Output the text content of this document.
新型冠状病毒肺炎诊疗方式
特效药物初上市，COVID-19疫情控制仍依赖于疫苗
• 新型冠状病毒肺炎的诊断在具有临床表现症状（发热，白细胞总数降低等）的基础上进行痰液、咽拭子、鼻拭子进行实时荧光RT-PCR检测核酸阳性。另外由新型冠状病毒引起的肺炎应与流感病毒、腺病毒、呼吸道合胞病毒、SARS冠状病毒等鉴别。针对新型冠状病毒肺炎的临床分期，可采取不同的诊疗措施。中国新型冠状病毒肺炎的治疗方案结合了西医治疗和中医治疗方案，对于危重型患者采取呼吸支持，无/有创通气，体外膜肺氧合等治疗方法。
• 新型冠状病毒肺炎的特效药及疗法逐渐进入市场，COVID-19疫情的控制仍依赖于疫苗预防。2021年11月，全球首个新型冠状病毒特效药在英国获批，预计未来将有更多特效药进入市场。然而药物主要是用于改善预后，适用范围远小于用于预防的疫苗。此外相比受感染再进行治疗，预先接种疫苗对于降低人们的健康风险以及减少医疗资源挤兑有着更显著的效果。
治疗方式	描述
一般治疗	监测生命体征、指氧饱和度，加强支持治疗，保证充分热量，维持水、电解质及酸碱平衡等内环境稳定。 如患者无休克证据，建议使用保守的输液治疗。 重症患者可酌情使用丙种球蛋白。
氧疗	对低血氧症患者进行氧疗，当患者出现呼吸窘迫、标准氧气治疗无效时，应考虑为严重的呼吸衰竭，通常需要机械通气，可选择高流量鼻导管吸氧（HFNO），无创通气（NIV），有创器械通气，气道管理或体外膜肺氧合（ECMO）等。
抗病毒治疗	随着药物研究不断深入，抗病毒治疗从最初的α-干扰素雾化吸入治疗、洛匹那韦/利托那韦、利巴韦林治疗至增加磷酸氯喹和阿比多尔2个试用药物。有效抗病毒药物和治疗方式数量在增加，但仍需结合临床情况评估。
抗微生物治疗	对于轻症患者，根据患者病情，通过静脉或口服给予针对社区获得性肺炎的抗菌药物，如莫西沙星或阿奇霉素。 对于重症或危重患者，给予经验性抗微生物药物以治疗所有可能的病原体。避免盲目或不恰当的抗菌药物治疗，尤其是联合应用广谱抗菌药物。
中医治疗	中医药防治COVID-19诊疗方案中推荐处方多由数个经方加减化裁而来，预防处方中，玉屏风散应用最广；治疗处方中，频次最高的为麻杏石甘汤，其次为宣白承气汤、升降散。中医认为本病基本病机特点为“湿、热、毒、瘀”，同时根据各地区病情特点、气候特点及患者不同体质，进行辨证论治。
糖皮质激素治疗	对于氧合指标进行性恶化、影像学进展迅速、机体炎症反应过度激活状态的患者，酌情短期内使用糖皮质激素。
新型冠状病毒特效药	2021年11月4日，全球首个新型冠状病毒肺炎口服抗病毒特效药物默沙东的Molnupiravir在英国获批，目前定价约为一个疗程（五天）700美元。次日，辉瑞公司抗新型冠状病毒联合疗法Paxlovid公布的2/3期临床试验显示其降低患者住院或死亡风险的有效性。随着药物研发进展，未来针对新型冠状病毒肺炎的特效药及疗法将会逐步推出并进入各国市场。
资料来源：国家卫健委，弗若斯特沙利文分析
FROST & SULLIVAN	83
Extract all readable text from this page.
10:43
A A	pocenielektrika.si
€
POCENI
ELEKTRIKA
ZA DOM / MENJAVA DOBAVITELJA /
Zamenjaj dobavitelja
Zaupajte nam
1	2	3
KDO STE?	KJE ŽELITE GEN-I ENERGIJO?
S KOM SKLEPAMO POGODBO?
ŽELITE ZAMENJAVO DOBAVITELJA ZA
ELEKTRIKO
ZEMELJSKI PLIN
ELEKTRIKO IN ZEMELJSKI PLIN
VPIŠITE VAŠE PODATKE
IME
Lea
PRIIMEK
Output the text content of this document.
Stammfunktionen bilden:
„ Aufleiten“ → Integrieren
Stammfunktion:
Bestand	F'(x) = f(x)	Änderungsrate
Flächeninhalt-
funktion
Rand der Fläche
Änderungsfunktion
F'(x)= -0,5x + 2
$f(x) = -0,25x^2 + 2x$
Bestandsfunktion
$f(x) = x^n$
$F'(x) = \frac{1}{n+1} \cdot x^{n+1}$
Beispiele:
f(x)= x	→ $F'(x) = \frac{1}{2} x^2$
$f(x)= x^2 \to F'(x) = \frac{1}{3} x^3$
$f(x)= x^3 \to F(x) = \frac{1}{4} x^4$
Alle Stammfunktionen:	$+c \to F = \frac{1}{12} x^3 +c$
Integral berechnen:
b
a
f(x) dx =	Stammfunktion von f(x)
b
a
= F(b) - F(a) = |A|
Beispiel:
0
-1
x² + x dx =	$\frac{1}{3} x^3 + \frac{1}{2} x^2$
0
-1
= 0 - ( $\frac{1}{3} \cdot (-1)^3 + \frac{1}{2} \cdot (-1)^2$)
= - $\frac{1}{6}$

============================================================

Goal - State how many lines of the entries above include the word "ZEMELJSKI", offering no text other than the number.

Solution - 2